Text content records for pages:
# # # # #

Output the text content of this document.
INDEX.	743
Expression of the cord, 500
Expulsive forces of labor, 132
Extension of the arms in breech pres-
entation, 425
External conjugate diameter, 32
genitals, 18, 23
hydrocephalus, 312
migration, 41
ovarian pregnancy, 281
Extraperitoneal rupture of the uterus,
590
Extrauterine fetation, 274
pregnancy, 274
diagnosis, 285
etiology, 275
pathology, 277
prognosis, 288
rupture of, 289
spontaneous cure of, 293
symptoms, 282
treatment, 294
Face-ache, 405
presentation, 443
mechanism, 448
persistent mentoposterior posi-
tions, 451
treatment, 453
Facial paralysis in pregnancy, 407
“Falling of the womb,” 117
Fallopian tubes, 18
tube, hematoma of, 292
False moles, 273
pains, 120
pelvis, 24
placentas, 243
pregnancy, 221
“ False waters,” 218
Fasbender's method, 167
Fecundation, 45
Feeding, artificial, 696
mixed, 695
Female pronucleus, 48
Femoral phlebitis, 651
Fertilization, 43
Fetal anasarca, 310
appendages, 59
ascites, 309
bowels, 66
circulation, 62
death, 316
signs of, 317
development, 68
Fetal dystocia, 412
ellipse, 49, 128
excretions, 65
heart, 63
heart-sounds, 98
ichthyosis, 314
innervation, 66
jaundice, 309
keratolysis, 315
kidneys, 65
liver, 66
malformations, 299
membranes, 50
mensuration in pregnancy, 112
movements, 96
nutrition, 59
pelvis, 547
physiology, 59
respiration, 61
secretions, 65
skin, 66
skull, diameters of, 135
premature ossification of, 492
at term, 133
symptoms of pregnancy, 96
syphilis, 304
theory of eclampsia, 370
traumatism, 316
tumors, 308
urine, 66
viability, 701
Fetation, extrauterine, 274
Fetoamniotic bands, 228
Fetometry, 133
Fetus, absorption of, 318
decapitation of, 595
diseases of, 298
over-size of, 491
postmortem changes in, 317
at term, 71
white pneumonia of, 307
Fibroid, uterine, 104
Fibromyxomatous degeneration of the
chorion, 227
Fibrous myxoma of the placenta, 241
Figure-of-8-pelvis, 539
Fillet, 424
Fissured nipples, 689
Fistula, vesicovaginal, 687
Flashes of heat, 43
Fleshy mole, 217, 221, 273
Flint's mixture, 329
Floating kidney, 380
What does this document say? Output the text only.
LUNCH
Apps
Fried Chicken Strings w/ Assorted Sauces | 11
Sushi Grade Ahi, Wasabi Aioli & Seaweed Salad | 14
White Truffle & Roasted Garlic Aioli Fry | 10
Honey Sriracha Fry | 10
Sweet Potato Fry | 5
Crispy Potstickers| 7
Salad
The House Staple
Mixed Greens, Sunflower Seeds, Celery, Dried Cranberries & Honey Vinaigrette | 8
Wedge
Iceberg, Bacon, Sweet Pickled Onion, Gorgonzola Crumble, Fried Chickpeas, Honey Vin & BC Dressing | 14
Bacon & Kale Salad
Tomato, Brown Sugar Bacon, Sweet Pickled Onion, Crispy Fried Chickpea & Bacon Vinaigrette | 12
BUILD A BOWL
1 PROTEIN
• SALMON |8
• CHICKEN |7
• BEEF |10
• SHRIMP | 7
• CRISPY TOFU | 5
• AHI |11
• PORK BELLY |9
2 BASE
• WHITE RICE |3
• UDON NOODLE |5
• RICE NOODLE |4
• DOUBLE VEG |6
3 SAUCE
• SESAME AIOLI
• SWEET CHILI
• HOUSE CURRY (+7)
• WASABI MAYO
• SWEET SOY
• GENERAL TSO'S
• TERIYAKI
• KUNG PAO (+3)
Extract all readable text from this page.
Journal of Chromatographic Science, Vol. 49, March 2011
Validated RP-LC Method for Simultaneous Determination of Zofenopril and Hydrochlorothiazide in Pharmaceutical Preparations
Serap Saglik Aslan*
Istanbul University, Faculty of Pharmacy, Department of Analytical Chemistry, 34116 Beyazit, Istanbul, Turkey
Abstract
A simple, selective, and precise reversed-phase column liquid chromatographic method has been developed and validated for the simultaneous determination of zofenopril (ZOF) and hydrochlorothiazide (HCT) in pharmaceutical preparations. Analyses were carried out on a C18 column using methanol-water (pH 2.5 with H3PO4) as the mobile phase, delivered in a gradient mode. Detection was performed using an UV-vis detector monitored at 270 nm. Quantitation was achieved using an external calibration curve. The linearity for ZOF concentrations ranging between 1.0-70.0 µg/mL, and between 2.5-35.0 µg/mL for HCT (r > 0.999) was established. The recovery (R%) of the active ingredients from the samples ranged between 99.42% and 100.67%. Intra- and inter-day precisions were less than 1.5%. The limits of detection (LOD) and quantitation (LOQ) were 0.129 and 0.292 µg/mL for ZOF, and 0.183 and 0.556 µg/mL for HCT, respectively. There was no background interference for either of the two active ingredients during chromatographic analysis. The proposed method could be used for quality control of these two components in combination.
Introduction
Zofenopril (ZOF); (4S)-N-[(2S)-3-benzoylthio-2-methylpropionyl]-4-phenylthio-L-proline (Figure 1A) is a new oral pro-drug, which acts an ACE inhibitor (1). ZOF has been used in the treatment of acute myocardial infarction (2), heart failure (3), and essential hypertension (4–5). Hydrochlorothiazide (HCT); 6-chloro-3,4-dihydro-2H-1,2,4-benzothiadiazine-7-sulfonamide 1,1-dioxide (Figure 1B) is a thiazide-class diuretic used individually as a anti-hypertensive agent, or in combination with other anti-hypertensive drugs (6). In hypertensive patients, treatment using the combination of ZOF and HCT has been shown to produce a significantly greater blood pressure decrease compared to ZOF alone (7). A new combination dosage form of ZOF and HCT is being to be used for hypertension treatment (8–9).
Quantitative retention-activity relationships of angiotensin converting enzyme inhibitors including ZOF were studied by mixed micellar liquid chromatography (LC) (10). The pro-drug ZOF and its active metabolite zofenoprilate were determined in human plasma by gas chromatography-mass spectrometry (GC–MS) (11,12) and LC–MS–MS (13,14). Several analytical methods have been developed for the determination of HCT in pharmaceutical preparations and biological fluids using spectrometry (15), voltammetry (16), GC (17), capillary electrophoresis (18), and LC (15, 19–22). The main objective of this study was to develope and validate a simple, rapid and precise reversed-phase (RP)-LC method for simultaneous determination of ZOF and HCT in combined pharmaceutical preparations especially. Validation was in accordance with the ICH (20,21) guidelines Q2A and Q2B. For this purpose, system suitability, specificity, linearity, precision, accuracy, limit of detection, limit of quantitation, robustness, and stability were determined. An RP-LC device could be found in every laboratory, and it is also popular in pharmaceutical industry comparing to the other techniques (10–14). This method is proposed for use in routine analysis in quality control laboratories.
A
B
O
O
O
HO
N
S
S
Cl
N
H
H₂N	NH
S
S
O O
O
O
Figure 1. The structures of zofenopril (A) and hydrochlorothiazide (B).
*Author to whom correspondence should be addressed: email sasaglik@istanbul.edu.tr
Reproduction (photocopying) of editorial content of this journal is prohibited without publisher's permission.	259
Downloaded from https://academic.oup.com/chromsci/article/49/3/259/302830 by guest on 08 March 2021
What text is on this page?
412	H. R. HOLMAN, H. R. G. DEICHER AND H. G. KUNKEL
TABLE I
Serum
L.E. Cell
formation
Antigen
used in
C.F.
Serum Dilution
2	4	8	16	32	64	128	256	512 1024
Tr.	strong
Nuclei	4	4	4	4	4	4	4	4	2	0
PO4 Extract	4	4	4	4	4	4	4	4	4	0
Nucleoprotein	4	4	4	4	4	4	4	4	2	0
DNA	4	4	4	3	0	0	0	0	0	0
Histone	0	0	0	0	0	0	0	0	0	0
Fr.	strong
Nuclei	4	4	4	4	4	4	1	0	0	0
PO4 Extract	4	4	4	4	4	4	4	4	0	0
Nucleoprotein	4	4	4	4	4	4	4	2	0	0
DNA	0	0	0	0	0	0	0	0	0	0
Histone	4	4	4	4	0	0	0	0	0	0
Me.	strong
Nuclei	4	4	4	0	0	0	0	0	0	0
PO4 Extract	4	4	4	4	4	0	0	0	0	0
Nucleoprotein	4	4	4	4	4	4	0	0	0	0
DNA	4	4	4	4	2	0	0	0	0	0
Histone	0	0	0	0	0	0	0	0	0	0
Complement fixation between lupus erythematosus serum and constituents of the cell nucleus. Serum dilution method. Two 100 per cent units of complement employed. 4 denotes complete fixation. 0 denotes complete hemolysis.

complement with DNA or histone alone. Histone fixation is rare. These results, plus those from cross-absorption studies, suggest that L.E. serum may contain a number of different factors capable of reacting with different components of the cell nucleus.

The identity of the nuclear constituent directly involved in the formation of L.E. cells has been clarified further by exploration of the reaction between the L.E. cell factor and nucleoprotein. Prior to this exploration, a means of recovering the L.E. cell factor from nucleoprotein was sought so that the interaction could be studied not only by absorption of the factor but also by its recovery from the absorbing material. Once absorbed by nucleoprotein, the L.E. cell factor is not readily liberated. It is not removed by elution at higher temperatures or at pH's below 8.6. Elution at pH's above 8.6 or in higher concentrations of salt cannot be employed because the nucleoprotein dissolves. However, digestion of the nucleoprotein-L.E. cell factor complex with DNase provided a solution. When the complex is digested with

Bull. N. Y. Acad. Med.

# # # # #

• [TASK REQUIREMENTS]
Give the number of lines in the entries above that contain the string "Extract", and nothing more.

• [EXPECTED OUTPUT]
4